◆ Exercise description
All the data must come back unchanged, except that pictures are left out.

◆ Records
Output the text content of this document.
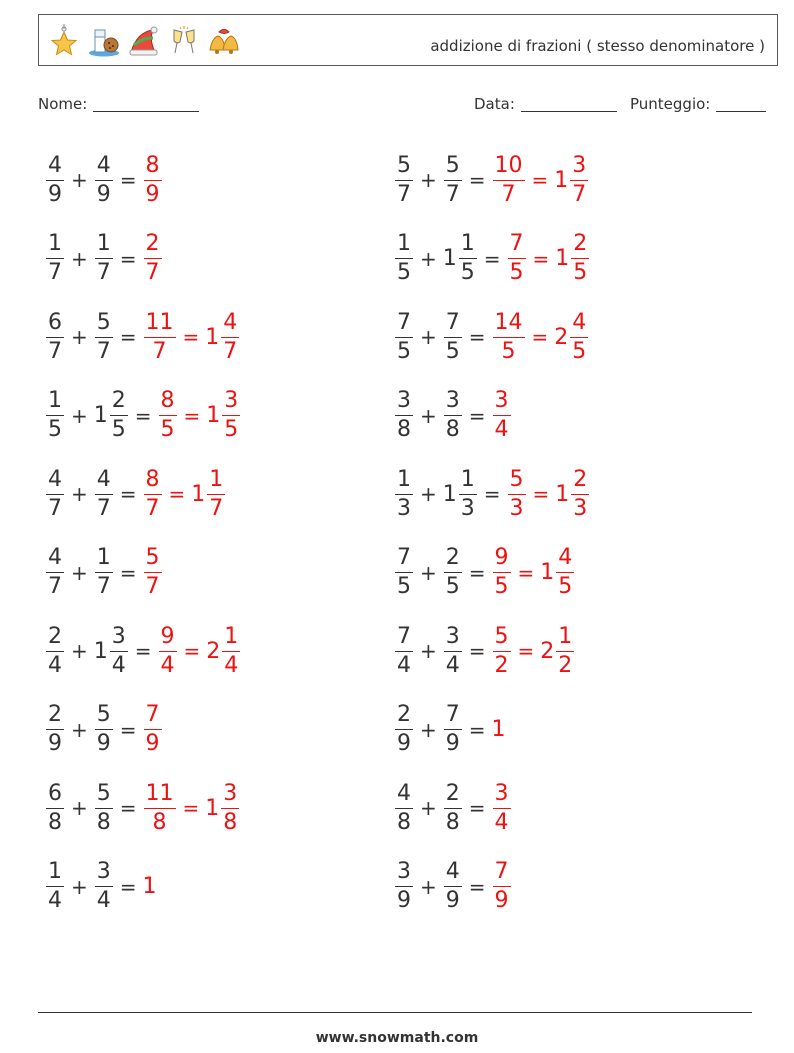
addizione di frazioni ( stesso denominatore )
Nome:	Data:	Punteggio:
$\frac{4}{9} + \frac{4}{9} = \frac{8}{9}$	$\frac{5}{7} + \frac{5}{7} = \frac{10}{7} = 1 \frac{3}{7}$
$\frac{1}{7} + \frac{1}{7} = \frac{2}{7}$	$\frac{1}{5} + 1 \frac{1}{5} = \frac{7}{5} = 1 \frac{2}{5}$
$\frac{6}{7} + \frac{5}{7} = \frac{11}{7} = 1 \frac{4}{7}$	$\frac{7}{5} + \frac{7}{5} = \frac{14}{5} = 2 \frac{4}{5}$
$\frac{1}{5} + 1 \frac{2}{5} = \frac{8}{5} = 1 \frac{3}{5}$	$\frac{3}{8} + \frac{3}{8} = \frac{3}{4}$
$\frac{4}{7} + \frac{4}{7} = \frac{8}{7} = 1 \frac{1}{7}$	$\frac{1}{3} + 1 \frac{1}{3} = \frac{5}{3} = 1 \frac{2}{3}$
$\frac{4}{7} + \frac{1}{7} = \frac{5}{7}$	$\frac{7}{5} + \frac{2}{5} = \frac{9}{5} = 1 \frac{4}{5}$
$\frac{2}{4} + 1 \frac{3}{4} = \frac{9}{4} = 2 \frac{1}{4}$	$\frac{7}{4} + \frac{3}{4} = \frac{5}{2} = 2 \frac{1}{2}$
$\frac{2}{9} + \frac{5}{9} = \frac{7}{9}$	$\frac{2}{9} + \frac{7}{9} = 1$
$\frac{6}{8} + \frac{5}{8} = \frac{11}{8} = 1 \frac{3}{8}$	$\frac{4}{8} + \frac{2}{8} = \frac{3}{4}$
$\frac{1}{4} + \frac{3}{4} = 1$	$\frac{3}{9} + \frac{4}{9} = \frac{7}{9}$
www.snowmath.com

◆ Solution to this task
Output the text content of this document.
addizione di frazioni ( stesso denominatore )
Nome:	Data:	Punteggio:
$\frac{4}{9} + \frac{4}{9} = \frac{8}{9}$	$\frac{5}{7} + \frac{5}{7} = \frac{10}{7} = 1 \frac{3}{7}$
$\frac{1}{7} + \frac{1}{7} = \frac{2}{7}$	$\frac{1}{5} + 1 \frac{1}{5} = \frac{7}{5} = 1 \frac{2}{5}$
$\frac{6}{7} + \frac{5}{7} = \frac{11}{7} = 1 \frac{4}{7}$	$\frac{7}{5} + \frac{7}{5} = \frac{14}{5} = 2 \frac{4}{5}$
$\frac{1}{5} + 1 \frac{2}{5} = \frac{8}{5} = 1 \frac{3}{5}$	$\frac{3}{8} + \frac{3}{8} = \frac{3}{4}$
$\frac{4}{7} + \frac{4}{7} = \frac{8}{7} = 1 \frac{1}{7}$	$\frac{1}{3} + 1 \frac{1}{3} = \frac{5}{3} = 1 \frac{2}{3}$
$\frac{4}{7} + \frac{1}{7} = \frac{5}{7}$	$\frac{7}{5} + \frac{2}{5} = \frac{9}{5} = 1 \frac{4}{5}$
$\frac{2}{4} + 1 \frac{3}{4} = \frac{9}{4} = 2 \frac{1}{4}$	$\frac{7}{4} + \frac{3}{4} = \frac{5}{2} = 2 \frac{1}{2}$
$\frac{2}{9} + \frac{5}{9} = \frac{7}{9}$	$\frac{2}{9} + \frac{7}{9} = 1$
$\frac{6}{8} + \frac{5}{8} = \frac{11}{8} = 1 \frac{3}{8}$	$\frac{4}{8} + \frac{2}{8} = \frac{3}{4}$
$\frac{1}{4} + \frac{3}{4} = 1$	$\frac{3}{9} + \frac{4}{9} = \frac{7}{9}$
www.snowmath.com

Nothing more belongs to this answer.